··· The records ···
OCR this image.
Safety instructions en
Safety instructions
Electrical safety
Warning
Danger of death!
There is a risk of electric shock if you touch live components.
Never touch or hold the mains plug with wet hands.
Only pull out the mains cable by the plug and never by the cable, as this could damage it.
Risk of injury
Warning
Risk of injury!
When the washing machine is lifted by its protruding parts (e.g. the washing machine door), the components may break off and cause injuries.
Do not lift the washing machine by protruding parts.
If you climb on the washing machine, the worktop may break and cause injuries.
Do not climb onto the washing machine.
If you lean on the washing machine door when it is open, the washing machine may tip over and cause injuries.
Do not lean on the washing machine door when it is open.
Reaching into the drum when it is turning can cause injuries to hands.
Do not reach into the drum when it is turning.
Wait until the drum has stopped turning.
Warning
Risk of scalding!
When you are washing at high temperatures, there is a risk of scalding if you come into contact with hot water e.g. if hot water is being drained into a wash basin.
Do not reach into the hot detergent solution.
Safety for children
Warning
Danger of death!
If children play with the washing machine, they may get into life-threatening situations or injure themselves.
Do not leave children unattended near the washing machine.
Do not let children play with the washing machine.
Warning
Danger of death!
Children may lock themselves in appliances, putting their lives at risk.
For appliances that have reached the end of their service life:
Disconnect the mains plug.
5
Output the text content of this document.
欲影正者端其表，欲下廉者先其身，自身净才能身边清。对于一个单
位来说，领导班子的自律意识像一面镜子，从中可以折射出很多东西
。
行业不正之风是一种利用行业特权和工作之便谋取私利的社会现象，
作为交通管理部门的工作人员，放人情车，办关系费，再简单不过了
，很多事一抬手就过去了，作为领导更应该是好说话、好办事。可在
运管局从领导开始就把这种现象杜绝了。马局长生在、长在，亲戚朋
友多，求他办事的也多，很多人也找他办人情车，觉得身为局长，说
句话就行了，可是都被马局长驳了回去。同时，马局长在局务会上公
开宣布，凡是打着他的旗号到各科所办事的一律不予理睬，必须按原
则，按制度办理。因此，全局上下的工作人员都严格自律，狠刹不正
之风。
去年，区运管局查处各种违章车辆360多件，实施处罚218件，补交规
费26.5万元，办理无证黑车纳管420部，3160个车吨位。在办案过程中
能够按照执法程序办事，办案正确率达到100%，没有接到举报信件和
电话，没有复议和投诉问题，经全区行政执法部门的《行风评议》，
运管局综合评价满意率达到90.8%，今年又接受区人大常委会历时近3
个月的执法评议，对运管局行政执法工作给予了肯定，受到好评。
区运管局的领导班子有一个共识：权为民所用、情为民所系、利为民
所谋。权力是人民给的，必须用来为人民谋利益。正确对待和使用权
···
Looking at the records above, work out how many lines include the word "play", then give that number by itself.

2